╔══

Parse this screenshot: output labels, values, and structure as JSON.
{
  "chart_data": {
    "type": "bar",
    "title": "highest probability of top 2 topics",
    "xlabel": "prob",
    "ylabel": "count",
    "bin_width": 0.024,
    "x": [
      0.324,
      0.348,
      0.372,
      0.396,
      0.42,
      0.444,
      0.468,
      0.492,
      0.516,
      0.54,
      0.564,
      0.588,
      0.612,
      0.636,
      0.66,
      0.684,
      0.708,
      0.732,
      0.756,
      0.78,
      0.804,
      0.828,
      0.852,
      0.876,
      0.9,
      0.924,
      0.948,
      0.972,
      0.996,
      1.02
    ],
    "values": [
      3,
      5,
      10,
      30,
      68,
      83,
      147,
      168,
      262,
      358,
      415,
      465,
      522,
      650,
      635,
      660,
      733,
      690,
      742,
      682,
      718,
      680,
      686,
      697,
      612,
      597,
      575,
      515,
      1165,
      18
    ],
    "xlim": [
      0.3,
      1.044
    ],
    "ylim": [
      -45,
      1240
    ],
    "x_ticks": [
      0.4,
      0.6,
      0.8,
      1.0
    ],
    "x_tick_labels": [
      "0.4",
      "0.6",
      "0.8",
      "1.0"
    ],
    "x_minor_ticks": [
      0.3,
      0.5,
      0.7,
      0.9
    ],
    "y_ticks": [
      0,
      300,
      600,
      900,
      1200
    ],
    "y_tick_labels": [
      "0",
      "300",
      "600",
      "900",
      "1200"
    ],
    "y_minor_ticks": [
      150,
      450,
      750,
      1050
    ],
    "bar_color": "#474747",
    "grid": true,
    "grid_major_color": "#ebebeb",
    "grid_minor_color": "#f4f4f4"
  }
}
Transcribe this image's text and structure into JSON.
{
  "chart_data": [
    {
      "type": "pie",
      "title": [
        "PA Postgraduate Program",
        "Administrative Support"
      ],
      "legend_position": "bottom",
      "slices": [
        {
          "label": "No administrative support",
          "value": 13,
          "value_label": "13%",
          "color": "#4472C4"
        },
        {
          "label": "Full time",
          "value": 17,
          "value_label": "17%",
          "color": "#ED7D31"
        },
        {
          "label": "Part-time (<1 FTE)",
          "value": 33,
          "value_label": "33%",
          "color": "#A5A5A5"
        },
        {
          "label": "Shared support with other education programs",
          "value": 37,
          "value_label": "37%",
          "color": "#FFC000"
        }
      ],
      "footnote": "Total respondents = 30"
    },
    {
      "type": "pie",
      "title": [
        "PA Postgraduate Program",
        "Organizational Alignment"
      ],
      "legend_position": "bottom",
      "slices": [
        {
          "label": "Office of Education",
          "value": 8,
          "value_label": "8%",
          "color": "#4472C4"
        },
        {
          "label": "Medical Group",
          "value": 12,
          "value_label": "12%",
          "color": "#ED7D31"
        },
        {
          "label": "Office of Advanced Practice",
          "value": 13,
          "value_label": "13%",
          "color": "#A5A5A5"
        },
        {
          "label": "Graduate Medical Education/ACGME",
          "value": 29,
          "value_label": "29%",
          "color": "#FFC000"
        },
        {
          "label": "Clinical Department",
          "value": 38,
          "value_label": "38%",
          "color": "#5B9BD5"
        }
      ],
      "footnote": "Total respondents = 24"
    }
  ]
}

╚══
╔══

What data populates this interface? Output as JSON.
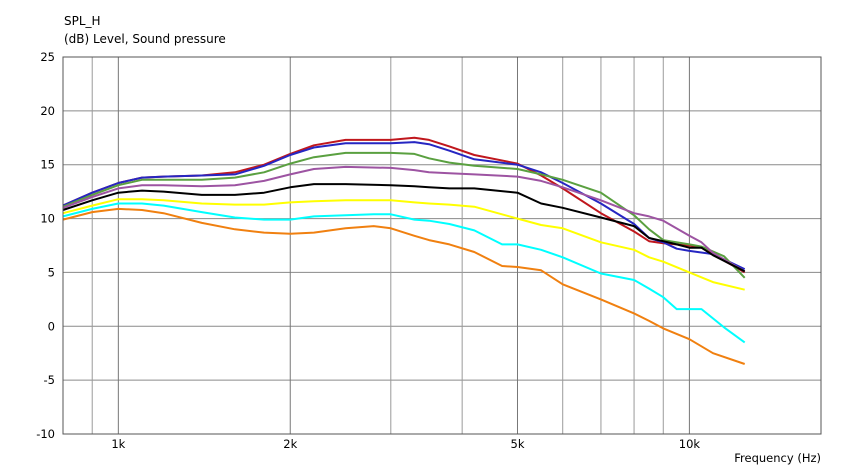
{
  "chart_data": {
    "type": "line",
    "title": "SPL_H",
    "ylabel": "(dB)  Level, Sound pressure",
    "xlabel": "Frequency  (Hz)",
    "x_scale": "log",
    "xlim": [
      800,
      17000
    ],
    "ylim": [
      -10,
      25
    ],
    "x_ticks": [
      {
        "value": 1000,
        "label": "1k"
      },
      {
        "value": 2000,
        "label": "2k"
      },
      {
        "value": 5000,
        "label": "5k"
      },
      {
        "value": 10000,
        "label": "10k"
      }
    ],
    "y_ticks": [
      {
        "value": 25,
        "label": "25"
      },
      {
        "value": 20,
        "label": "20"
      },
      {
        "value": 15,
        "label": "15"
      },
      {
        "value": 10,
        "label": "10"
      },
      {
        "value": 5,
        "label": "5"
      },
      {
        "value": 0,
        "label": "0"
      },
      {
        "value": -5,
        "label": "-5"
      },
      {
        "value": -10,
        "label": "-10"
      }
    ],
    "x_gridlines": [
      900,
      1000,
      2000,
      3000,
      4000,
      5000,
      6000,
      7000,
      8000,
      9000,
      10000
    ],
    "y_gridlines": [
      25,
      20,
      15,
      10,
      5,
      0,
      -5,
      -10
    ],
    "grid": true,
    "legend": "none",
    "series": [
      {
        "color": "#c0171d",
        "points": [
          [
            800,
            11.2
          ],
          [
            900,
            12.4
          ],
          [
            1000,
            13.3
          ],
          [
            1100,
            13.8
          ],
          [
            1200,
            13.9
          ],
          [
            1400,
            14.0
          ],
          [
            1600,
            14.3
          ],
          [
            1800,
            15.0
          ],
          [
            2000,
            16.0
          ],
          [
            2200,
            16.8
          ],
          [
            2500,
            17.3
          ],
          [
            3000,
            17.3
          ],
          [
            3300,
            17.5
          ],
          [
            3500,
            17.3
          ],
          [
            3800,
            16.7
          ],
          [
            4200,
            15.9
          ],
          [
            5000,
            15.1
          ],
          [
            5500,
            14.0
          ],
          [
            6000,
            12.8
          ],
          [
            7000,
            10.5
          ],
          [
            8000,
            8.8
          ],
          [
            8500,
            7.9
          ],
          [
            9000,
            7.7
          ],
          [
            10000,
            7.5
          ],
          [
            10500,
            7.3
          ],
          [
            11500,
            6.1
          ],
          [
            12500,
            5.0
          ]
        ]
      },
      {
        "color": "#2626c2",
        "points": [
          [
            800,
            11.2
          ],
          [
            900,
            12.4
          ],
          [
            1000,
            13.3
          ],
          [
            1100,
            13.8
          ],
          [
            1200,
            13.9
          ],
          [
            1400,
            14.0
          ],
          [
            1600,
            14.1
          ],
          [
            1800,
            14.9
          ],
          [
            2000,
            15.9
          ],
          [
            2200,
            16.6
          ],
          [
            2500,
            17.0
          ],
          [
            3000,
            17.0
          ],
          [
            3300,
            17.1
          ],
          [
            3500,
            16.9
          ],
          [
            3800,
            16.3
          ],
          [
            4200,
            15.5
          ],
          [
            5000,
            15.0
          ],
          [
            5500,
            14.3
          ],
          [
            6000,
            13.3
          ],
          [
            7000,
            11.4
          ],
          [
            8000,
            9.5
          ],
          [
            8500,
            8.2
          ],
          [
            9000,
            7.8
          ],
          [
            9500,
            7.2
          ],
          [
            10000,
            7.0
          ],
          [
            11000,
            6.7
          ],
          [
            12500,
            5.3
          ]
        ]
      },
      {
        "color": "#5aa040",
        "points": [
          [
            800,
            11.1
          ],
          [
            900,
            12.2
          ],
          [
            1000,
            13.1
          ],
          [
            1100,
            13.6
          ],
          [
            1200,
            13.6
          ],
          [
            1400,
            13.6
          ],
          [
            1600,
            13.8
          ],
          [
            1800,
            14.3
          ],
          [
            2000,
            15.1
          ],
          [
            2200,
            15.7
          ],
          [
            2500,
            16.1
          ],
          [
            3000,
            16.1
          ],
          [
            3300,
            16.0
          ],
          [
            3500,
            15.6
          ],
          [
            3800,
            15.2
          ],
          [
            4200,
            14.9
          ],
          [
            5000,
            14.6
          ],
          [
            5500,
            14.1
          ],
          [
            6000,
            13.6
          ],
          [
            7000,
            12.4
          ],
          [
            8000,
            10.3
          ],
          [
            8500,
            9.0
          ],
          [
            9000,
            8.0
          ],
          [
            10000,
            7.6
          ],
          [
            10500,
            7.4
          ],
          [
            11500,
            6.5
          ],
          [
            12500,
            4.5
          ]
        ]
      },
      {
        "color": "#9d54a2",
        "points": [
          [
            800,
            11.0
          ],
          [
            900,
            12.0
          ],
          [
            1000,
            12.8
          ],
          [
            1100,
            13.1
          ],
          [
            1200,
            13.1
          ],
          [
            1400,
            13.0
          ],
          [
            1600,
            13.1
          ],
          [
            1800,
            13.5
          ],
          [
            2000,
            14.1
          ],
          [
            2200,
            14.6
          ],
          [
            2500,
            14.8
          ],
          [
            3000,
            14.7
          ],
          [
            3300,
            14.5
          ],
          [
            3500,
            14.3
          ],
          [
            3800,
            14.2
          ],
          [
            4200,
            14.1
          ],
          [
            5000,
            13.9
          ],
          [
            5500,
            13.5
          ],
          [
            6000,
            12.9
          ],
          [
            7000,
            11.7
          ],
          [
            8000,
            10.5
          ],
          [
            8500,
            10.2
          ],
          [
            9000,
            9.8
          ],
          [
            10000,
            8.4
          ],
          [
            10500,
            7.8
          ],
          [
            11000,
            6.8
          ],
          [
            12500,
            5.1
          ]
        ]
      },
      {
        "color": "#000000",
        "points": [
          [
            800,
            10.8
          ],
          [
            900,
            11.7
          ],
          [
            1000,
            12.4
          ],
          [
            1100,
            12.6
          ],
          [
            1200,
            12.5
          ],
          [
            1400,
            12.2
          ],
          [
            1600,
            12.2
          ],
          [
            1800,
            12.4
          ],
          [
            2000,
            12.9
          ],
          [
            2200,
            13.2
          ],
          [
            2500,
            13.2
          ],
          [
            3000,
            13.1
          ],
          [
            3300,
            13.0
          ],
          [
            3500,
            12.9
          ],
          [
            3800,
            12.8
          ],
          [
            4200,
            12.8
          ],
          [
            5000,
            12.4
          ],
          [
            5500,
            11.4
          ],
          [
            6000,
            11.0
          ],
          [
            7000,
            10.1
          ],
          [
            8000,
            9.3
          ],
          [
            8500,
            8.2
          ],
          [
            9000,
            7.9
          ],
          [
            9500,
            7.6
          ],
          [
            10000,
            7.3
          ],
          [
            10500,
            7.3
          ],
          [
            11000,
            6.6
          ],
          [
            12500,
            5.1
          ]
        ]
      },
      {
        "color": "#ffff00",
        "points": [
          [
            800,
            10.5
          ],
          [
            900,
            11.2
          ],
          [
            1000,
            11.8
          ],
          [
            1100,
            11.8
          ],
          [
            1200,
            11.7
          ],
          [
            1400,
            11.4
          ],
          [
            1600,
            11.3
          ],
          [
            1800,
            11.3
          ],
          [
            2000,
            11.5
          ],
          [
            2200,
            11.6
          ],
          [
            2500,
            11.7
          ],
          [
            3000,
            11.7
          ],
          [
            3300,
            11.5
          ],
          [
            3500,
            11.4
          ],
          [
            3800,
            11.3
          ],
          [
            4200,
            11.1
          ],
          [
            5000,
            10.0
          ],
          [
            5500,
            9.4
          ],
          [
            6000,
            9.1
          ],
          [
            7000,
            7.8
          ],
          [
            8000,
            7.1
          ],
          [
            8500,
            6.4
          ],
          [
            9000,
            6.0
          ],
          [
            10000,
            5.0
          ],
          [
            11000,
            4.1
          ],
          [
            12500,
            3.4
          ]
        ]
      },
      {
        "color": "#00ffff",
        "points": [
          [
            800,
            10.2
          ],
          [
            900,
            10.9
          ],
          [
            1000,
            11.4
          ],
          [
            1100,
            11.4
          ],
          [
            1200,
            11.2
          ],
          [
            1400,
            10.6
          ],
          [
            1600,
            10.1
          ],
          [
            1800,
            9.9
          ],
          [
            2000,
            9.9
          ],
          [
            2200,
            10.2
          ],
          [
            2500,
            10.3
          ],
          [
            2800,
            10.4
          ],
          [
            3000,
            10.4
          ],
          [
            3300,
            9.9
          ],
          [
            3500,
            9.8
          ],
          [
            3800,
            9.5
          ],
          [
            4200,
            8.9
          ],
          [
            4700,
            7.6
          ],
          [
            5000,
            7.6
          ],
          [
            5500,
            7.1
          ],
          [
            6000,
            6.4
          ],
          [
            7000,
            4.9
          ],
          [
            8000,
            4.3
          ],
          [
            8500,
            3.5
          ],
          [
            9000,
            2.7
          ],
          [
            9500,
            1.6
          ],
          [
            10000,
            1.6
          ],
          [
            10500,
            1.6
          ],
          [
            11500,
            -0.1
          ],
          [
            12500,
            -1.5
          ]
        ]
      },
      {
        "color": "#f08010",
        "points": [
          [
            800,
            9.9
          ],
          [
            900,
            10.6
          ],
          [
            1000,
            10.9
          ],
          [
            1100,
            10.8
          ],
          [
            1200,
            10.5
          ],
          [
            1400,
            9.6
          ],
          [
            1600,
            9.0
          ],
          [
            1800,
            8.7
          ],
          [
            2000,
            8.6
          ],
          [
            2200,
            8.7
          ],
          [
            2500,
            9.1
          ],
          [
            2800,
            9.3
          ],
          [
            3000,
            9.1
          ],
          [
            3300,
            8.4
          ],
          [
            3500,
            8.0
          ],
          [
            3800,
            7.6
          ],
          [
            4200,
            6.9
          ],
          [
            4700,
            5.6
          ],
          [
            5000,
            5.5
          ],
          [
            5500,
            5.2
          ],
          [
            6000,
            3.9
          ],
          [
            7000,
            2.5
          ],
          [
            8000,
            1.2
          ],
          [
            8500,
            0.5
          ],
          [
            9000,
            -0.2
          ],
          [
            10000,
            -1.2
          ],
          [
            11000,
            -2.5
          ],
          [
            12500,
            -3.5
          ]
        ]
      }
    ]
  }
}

╚══

◆ **Exercise brief**:
Look through the listing above. Pick out each line with "ylabel" and copy it.

◆ **Result for this task**:
    "ylabel": "count",
    "ylabel": "(dB)  Level, Sound pressure",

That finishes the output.